**STATED PROBLEM**
Extract all lines from the data beneath that include the word "screenshot".

-- START OF DATASET CONTENT --

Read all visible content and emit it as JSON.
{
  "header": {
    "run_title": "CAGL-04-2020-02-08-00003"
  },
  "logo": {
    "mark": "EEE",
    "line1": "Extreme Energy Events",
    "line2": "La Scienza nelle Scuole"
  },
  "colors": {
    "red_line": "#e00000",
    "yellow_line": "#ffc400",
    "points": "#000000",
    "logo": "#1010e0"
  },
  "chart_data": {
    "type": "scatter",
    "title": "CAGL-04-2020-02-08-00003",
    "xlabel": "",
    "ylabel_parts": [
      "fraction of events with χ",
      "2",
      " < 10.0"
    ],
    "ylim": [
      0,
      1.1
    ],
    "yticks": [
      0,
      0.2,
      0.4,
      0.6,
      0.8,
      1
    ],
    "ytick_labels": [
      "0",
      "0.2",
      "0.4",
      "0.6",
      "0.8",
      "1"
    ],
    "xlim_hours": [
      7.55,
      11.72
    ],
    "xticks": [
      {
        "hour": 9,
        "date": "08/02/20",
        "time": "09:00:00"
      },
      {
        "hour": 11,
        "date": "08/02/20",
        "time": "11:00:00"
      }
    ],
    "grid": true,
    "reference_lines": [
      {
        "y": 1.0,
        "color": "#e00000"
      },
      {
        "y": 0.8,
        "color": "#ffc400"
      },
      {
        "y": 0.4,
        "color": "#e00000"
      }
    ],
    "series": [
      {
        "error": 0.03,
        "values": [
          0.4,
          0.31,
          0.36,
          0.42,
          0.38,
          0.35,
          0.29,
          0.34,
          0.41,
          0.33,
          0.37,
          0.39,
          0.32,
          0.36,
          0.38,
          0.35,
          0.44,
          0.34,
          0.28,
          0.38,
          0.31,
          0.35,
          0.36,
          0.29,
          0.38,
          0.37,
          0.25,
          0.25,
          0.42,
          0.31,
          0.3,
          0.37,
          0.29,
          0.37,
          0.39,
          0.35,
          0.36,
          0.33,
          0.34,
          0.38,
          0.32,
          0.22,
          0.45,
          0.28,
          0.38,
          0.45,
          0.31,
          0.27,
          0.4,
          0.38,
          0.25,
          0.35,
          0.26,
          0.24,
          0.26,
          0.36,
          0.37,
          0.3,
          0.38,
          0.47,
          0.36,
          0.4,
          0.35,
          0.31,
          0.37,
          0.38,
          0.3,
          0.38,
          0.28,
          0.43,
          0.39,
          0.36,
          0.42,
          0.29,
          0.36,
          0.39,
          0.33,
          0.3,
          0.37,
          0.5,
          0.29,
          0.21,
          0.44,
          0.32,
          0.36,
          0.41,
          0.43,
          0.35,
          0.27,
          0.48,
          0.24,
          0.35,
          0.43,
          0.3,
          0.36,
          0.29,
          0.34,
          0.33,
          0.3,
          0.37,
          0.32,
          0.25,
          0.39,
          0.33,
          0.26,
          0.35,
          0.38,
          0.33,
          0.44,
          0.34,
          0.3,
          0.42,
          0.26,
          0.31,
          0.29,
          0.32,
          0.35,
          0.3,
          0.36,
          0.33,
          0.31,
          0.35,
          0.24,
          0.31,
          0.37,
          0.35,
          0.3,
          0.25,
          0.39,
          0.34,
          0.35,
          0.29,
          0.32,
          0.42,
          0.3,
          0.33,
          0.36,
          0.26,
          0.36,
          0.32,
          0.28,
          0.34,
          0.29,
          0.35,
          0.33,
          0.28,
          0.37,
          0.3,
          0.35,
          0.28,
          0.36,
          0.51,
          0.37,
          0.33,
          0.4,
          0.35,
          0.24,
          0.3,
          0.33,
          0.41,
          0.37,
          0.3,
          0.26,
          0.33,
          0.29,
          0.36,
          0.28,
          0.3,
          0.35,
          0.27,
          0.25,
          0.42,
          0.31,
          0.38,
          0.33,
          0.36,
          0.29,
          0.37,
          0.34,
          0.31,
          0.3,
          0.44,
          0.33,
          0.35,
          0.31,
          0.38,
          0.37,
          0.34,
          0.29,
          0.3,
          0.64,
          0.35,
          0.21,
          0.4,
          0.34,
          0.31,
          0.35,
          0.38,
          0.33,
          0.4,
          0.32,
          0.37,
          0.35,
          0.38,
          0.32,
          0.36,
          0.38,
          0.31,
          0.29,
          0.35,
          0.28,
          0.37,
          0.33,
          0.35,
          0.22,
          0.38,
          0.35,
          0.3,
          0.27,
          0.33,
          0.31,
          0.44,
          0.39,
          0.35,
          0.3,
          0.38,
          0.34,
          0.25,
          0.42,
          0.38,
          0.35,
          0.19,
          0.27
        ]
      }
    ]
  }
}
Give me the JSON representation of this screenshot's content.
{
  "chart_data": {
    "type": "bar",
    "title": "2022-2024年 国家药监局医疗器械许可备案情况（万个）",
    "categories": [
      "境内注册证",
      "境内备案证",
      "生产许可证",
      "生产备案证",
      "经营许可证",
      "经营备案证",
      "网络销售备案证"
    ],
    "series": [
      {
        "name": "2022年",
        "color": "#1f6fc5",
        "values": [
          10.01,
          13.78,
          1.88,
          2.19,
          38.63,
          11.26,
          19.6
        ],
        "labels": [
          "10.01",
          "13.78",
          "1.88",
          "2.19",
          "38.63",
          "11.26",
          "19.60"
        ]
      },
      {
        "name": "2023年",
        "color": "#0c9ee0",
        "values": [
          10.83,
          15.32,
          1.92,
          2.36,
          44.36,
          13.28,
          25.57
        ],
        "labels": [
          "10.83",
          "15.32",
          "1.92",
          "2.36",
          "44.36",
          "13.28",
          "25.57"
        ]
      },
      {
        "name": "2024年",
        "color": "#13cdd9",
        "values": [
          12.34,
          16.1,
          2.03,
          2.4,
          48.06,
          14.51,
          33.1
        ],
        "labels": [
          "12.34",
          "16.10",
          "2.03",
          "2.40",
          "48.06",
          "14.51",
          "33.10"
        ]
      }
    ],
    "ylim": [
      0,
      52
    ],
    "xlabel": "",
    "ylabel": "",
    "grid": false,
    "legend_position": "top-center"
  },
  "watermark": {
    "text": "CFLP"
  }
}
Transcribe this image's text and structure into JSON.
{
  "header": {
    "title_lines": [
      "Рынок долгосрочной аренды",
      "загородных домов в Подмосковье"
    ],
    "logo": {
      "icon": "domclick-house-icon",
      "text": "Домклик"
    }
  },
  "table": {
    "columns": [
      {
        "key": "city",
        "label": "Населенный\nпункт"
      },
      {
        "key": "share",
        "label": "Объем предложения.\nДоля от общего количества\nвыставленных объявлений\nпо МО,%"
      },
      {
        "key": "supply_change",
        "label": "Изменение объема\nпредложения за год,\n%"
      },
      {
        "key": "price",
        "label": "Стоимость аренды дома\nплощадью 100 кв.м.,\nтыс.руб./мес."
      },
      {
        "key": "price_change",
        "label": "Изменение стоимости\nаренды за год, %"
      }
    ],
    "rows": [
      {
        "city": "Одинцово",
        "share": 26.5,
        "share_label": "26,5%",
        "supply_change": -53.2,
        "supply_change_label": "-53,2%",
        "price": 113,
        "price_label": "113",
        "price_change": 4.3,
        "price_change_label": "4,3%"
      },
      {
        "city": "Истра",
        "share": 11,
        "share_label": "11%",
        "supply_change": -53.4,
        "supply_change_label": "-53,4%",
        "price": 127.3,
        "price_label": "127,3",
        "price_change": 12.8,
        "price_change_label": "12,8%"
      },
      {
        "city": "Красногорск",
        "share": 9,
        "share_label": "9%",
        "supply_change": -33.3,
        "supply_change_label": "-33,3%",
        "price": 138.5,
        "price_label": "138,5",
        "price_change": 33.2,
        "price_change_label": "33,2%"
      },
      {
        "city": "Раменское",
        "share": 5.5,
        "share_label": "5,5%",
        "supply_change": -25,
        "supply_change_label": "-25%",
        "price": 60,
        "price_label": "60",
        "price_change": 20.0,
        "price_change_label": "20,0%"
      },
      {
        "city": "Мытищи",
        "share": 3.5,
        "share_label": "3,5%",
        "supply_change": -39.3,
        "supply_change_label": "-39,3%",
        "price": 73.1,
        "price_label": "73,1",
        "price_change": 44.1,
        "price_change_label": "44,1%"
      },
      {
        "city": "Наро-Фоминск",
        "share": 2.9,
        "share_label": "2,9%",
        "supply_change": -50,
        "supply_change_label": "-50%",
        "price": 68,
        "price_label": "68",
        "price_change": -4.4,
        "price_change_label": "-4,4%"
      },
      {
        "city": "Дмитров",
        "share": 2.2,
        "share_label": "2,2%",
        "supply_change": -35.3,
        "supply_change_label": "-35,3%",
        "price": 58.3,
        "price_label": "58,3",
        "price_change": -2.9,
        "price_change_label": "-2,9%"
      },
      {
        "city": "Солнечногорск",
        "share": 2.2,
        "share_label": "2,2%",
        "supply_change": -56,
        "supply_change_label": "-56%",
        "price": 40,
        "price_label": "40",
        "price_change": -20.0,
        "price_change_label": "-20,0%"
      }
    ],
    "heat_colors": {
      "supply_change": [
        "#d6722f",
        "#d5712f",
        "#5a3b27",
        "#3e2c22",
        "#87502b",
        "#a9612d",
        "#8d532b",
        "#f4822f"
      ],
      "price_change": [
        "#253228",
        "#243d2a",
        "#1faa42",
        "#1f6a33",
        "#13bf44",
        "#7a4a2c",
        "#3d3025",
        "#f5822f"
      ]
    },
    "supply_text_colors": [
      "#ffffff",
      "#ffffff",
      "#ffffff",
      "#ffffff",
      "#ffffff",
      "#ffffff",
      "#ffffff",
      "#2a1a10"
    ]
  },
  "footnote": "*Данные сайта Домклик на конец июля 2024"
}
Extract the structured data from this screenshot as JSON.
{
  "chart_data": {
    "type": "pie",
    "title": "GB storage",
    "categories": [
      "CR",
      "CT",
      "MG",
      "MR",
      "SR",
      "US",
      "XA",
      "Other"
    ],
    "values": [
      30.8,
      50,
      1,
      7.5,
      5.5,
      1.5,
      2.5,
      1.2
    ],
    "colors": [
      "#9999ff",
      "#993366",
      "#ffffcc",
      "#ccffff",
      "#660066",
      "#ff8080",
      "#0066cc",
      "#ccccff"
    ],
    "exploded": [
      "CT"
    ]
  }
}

-- END OF DATASET CONTENT --

**THE OUTPUT**
Give me the JSON representation of this screenshot's content.
Extract the structured data from this screenshot as JSON.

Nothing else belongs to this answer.